> _Collected data entries_:
========================================================================

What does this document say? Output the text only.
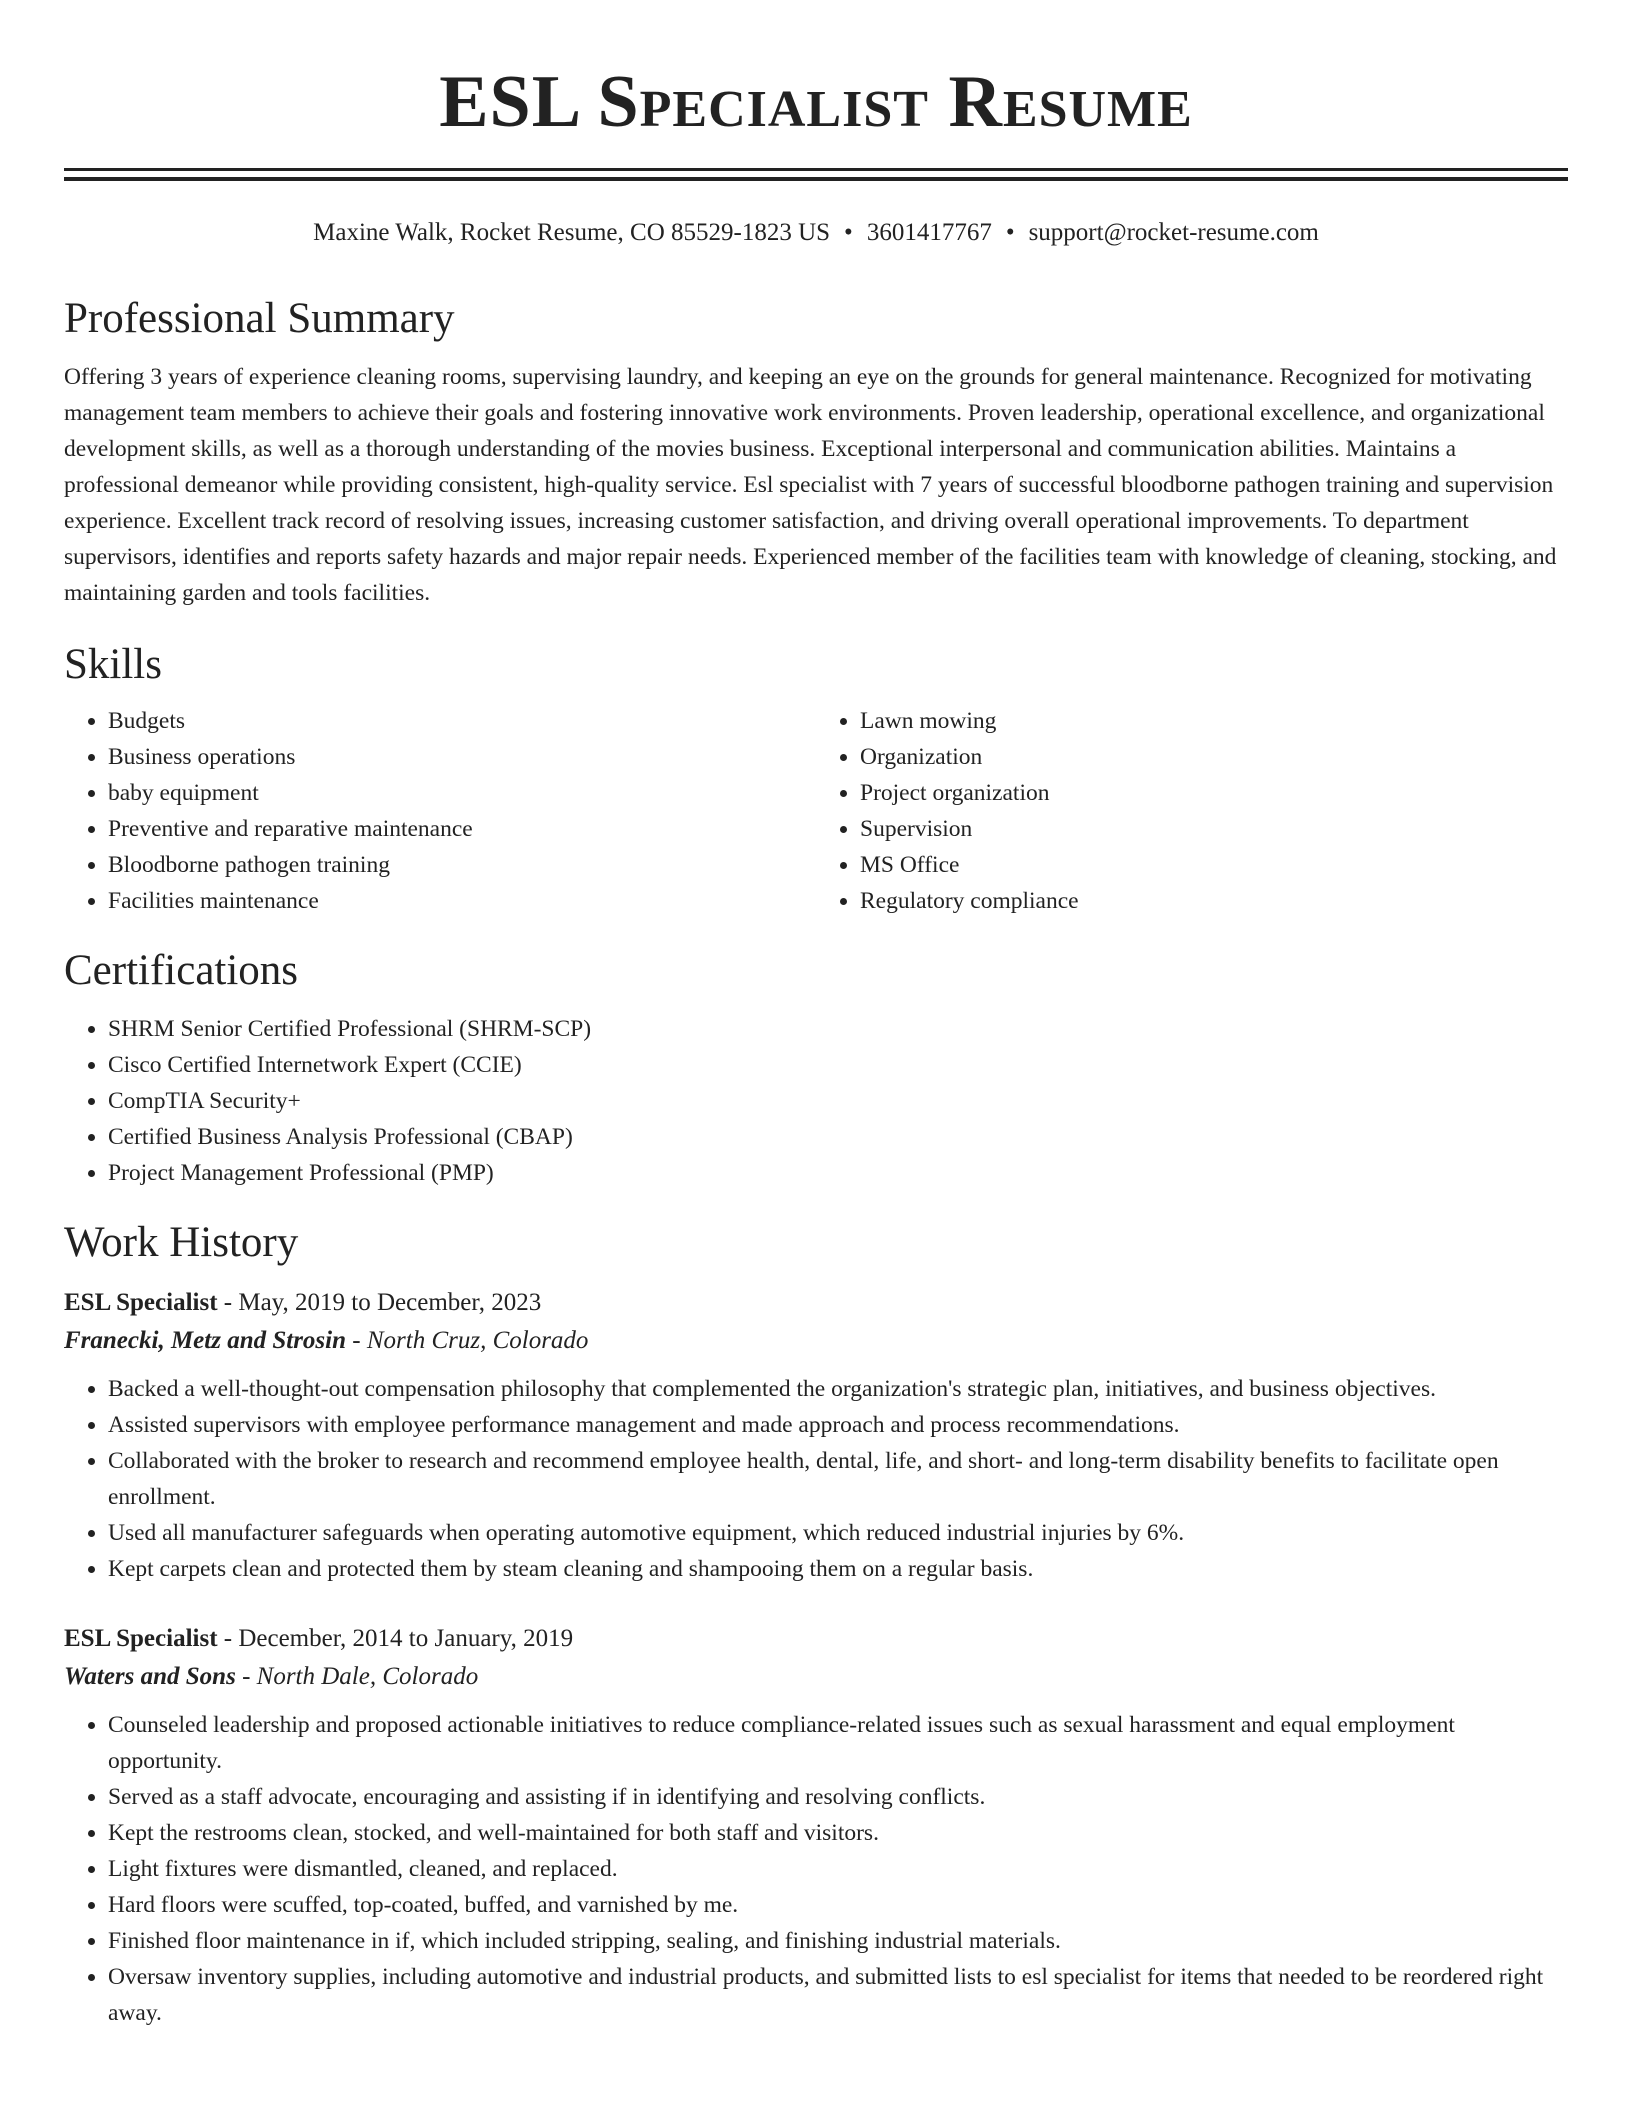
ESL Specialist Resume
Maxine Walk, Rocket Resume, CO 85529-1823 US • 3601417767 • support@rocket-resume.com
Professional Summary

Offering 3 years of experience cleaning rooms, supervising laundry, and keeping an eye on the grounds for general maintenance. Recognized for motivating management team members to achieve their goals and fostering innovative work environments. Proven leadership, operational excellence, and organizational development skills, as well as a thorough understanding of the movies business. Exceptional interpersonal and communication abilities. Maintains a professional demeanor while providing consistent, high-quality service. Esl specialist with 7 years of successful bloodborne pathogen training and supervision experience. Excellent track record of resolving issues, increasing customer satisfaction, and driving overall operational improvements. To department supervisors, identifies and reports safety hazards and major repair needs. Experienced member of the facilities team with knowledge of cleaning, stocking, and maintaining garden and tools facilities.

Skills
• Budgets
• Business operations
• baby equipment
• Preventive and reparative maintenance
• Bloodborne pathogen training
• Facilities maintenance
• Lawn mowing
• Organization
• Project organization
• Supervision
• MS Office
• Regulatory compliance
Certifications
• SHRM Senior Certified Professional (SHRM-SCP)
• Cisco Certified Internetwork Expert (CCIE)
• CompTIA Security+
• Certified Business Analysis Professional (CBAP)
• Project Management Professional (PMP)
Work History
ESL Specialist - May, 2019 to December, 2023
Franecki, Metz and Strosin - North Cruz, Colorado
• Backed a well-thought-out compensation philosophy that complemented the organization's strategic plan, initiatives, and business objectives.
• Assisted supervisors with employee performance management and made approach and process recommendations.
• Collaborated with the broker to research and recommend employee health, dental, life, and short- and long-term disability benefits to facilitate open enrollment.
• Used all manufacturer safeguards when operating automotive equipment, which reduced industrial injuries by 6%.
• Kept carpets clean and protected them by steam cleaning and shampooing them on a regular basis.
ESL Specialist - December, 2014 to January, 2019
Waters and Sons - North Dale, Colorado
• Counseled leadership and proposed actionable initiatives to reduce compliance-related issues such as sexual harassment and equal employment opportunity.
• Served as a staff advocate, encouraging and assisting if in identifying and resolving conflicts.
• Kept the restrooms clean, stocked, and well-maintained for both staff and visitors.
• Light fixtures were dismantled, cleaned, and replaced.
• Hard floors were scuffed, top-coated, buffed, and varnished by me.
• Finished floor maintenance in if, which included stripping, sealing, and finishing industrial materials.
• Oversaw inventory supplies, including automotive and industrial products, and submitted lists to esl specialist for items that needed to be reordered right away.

========================================================================

> _Exercise description_: Reproduce each record above by retyping it exactly; omit all images.

> _Result_:
What does this document say? Output the text only.
ESL Specialist Resume
Maxine Walk, Rocket Resume, CO 85529-1823 US • 3601417767 • support@rocket-resume.com
Professional Summary

Offering 3 years of experience cleaning rooms, supervising laundry, and keeping an eye on the grounds for general maintenance. Recognized for motivating management team members to achieve their goals and fostering innovative work environments. Proven leadership, operational excellence, and organizational development skills, as well as a thorough understanding of the movies business. Exceptional interpersonal and communication abilities. Maintains a professional demeanor while providing consistent, high-quality service. Esl specialist with 7 years of successful bloodborne pathogen training and supervision experience. Excellent track record of resolving issues, increasing customer satisfaction, and driving overall operational improvements. To department supervisors, identifies and reports safety hazards and major repair needs. Experienced member of the facilities team with knowledge of cleaning, stocking, and maintaining garden and tools facilities.

Skills
• Budgets
• Business operations
• baby equipment
• Preventive and reparative maintenance
• Bloodborne pathogen training
• Facilities maintenance
• Lawn mowing
• Organization
• Project organization
• Supervision
• MS Office
• Regulatory compliance
Certifications
• SHRM Senior Certified Professional (SHRM-SCP)
• Cisco Certified Internetwork Expert (CCIE)
• CompTIA Security+
• Certified Business Analysis Professional (CBAP)
• Project Management Professional (PMP)
Work History
ESL Specialist - May, 2019 to December, 2023
Franecki, Metz and Strosin - North Cruz, Colorado
• Backed a well-thought-out compensation philosophy that complemented the organization's strategic plan, initiatives, and business objectives.
• Assisted supervisors with employee performance management and made approach and process recommendations.
• Collaborated with the broker to research and recommend employee health, dental, life, and short- and long-term disability benefits to facilitate open enrollment.
• Used all manufacturer safeguards when operating automotive equipment, which reduced industrial injuries by 6%.
• Kept carpets clean and protected them by steam cleaning and shampooing them on a regular basis.
ESL Specialist - December, 2014 to January, 2019
Waters and Sons - North Dale, Colorado
• Counseled leadership and proposed actionable initiatives to reduce compliance-related issues such as sexual harassment and equal employment opportunity.
• Served as a staff advocate, encouraging and assisting if in identifying and resolving conflicts.
• Kept the restrooms clean, stocked, and well-maintained for both staff and visitors.
• Light fixtures were dismantled, cleaned, and replaced.
• Hard floors were scuffed, top-coated, buffed, and varnished by me.
• Finished floor maintenance in if, which included stripping, sealing, and finishing industrial materials.
• Oversaw inventory supplies, including automotive and industrial products, and submitted lists to esl specialist for items that needed to be reordered right away.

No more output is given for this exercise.